The task:
Count the lines in the items below that contain the string "image", matching case exactly. Reply with the number alone.

Task material:
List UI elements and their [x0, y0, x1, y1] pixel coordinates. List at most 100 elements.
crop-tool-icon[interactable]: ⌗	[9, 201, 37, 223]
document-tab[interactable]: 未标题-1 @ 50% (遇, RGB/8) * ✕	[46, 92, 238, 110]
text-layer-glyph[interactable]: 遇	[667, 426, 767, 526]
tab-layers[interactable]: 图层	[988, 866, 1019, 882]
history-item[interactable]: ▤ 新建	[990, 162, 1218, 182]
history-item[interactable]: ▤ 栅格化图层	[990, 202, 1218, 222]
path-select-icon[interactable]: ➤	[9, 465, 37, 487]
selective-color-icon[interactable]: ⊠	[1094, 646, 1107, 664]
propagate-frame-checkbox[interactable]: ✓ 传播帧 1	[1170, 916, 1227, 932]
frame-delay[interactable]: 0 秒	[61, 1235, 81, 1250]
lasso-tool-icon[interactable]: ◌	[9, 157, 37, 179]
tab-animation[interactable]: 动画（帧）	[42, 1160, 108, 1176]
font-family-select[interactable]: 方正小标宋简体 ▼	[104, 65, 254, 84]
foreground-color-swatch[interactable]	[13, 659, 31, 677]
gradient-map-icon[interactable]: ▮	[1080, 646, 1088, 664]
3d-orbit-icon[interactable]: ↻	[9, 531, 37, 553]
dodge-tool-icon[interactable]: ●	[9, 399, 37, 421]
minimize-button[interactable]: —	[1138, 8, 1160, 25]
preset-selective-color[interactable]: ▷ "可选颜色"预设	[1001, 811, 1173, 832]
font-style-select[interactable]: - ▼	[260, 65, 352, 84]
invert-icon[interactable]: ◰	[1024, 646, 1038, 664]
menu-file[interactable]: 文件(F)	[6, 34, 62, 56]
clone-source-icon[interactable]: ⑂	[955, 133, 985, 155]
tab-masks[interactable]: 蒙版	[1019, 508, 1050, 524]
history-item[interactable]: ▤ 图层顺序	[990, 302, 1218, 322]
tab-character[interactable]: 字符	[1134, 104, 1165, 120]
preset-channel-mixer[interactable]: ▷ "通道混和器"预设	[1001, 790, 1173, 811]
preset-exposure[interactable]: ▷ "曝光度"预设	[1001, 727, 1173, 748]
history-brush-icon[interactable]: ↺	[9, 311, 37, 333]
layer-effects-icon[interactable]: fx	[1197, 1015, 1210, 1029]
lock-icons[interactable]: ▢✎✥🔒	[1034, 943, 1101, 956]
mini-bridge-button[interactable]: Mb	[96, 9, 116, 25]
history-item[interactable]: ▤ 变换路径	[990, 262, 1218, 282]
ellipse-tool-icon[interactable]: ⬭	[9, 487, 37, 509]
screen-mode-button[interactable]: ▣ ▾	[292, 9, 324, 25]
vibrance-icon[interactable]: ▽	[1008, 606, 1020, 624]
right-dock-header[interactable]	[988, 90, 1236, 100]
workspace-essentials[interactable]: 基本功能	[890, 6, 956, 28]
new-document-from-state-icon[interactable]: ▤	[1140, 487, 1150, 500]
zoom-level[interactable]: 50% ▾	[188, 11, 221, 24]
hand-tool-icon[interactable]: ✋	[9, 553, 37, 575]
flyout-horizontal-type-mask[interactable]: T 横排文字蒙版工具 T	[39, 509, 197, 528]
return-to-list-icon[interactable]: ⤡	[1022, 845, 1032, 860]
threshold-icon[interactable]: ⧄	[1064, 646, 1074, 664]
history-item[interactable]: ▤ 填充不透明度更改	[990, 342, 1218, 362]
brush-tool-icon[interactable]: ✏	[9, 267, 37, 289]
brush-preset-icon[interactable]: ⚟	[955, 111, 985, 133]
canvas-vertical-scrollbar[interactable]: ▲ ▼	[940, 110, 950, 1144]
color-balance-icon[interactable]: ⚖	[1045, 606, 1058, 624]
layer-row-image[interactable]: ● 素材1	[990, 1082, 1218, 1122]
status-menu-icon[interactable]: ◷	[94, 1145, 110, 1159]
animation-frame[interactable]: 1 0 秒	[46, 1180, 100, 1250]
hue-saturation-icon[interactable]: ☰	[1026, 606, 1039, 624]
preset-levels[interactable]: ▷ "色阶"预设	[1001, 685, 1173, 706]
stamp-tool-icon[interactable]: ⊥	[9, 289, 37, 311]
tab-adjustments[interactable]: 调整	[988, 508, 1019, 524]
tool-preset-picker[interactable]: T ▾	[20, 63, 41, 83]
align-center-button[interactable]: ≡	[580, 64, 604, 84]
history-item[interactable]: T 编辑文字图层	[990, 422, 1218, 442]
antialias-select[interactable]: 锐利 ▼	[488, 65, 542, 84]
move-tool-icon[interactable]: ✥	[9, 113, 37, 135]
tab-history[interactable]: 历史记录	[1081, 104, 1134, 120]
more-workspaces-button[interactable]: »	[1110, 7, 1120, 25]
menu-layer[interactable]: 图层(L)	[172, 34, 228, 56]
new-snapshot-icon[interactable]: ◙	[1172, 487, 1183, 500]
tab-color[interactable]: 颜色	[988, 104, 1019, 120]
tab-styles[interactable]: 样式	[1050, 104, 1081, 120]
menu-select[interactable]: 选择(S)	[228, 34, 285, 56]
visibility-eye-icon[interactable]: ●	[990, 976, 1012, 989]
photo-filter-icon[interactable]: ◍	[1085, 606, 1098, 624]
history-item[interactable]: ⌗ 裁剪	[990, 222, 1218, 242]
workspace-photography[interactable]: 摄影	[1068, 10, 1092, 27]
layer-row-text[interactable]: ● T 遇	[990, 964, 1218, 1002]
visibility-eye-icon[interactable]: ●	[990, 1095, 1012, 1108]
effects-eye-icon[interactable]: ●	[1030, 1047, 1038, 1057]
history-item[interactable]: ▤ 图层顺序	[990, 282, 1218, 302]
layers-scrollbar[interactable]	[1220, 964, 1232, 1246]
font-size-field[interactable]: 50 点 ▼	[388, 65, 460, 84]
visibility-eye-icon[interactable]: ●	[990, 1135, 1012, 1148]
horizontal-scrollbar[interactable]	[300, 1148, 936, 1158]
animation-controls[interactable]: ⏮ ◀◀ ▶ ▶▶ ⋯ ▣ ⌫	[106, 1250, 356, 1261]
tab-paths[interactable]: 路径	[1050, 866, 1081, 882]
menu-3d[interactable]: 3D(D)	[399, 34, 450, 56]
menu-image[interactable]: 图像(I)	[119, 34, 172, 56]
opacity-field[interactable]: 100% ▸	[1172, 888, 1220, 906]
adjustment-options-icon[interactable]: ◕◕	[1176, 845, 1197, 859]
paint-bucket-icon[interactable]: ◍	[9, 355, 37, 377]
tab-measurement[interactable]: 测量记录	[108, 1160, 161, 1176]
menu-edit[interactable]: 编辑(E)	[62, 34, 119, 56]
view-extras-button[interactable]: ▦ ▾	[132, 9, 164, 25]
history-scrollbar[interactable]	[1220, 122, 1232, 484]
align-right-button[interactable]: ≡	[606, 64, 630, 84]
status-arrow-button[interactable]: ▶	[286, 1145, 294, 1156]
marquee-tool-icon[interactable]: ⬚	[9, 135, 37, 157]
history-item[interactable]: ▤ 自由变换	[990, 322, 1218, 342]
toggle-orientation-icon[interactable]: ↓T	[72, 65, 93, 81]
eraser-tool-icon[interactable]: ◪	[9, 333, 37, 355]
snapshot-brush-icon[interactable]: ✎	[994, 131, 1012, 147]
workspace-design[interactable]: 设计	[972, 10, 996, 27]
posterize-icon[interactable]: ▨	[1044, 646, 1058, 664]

Exercise response:
2